WHAT NEEDS TO BE DONE → From the entries below, please gather each line containing the string "Порядка".

Recorded data →
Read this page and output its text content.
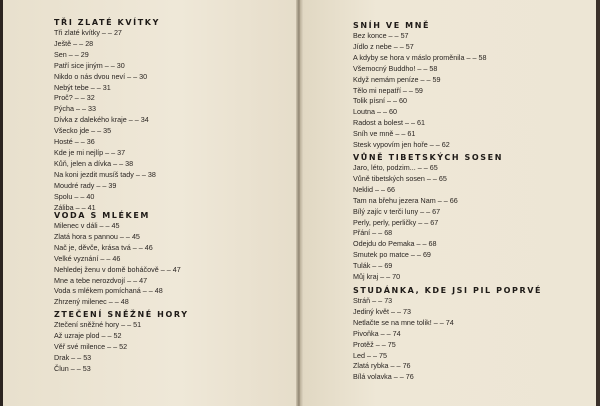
TŘI ZLATÉ KVÍTKY
Tři zlaté kvítky – – 27
Ještě – – 28
Sen – – 29
Patří sice jiným – – 30
Nikdo o nás dvou neví – – 30
Nebýt tebe – – 31
Proč? – – 32
Pýcha – – 33
Dívka z dalekého kraje – – 34
Všecko jde – – 35
Hosté – – 36
Kde je mi nejlíp – – 37
Kůň, jelen a dívka – – 38
Na koni jezdit musíš tady – – 38
Moudré rady – – 39
Spolu – – 40
Záliba – – 41
VODA S MLÉKEM
Milenec v dáli – – 45
Zlatá hora s pannou – – 45
Nač je, děvče, krása tvá – – 46
Velké vyznání – – 46
Nehledej ženu v domě boháčově – – 47
Mne a tebe nerozdvojí – – 47
Voda s mlékem pomíchaná – – 48
Zhrzený milenec – – 48
ZTEČENÍ SNĚŽNÉ HORY
Ztečení sněžné hory – – 51
Až uzraje plod – – 52
Věř své milence – – 52
Drak – – 53
Člun – – 53
SNÍH VE MNĚ
Bez konce – – 57
Jídlo z nebe – – 57
A kdyby se hora v máslo proměnila – – 58
Všemocný Buddho! – – 58
Když nemám peníze – – 59
Tělo mi nepatří – – 59
Tolik písní – – 60
Loutna – – 60
Radost a bolest – – 61
Sníh ve mně – – 61
Stesk vypovím jen hoře – – 62
VŮNĚ TIBETSKÝCH SOSEN
Jaro, léto, podzim... – – 65
Vůně tibetských sosen – – 65
Neklid – – 66
Tam na břehu jezera Nam – – 66
Bílý zajíc v terči luny – – 67
Perly, perly, perličky – – 67
Přání – – 68
Odejdu do Pemaka – – 68
Smutek po matce – – 69
Tulák – – 69
Můj kraj – – 70
STUDÁNKA, KDE JSI PIL POPRVÉ
Stráň – – 73
Jediný květ – – 73
Netlačte se na mne tolik! – – 74
Pivoňka – – 74
Protěž – – 75
Led – – 75
Zlatá rybka – – 76
Bílá volavka – – 76
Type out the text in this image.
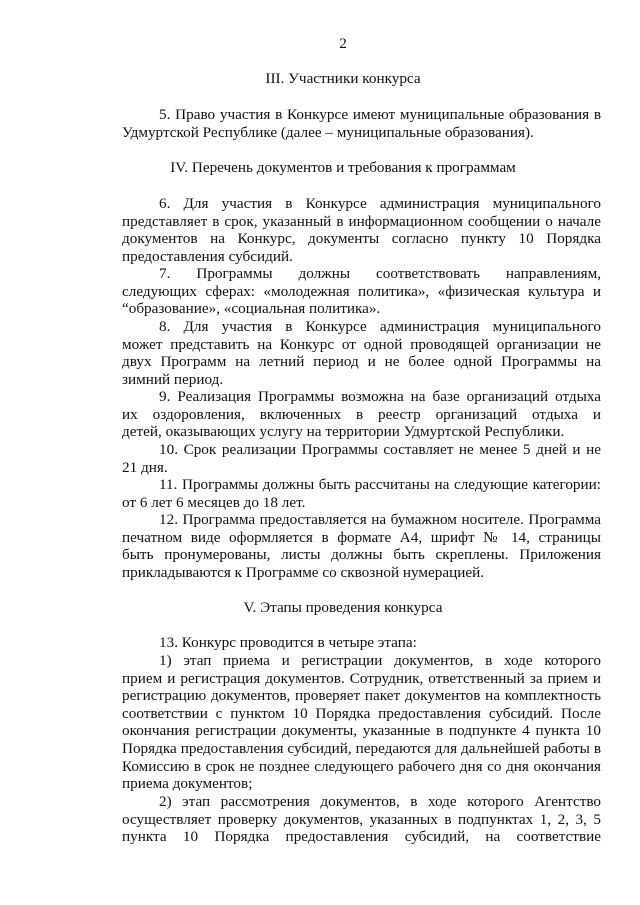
2
III. Участники конкурса
5. Право участия в Конкурсе имеют муниципальные образования в
Удмуртской Республике (далее – муниципальные образования).
IV. Перечень документов и требования к программам
6. Для участия в Конкурсе администрация муниципального
представляет в срок, указанный в информационном сообщении о начале
документов на Конкурс, документы согласно пункту 10 Порядка
предоставления субсидий.
7. Программы должны соответствовать направлениям,
следующих сферах: «молодежная политика», «физическая культура и
“образование», «социальная политика».
8. Для участия в Конкурсе администрация муниципального
может представить на Конкурс от одной проводящей организации не
двух Программ на летний период и не более одной Программы на
зимний период.
9. Реализация Программы возможна на базе организаций отдыха
их оздоровления, включенных в реестр организаций отдыха и
детей, оказывающих услугу на территории Удмуртской Республики.
10. Срок реализации Программы составляет не менее 5 дней и не
21 дня.
11. Программы должны быть рассчитаны на следующие категории:
от 6 лет 6 месяцев до 18 лет.
12. Программа предоставляется на бумажном носителе. Программа
печатном виде оформляется в формате А4, шрифт № 14, страницы
быть пронумерованы, листы должны быть скреплены. Приложения
прикладываются к Программе со сквозной нумерацией.
V. Этапы проведения конкурса
13. Конкурс проводится в четыре этапа:
1) этап приема и регистрации документов, в ходе которого
прием и регистрация документов. Сотрудник, ответственный за прием и
регистрацию документов, проверяет пакет документов на комплектность
соответствии с пунктом 10 Порядка предоставления субсидий. После
окончания регистрации документы, указанные в подпункте 4 пункта 10
Порядка предоставления субсидий, передаются для дальнейшей работы в
Комиссию в срок не позднее следующего рабочего дня со дня окончания
приема документов;
2) этап рассмотрения документов, в ходе которого Агентство
осуществляет проверку документов, указанных в подпунктах 1, 2, 3, 5
пункта 10 Порядка предоставления субсидий, на соответствие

SOLUTION →
документов на Конкурс, документы согласно пункту 10 Порядка
соответствии с пунктом 10 Порядка предоставления субсидий. После
Порядка предоставления субсидий, передаются для дальнейшей работы в
пункта 10 Порядка предоставления субсидий, на соответствие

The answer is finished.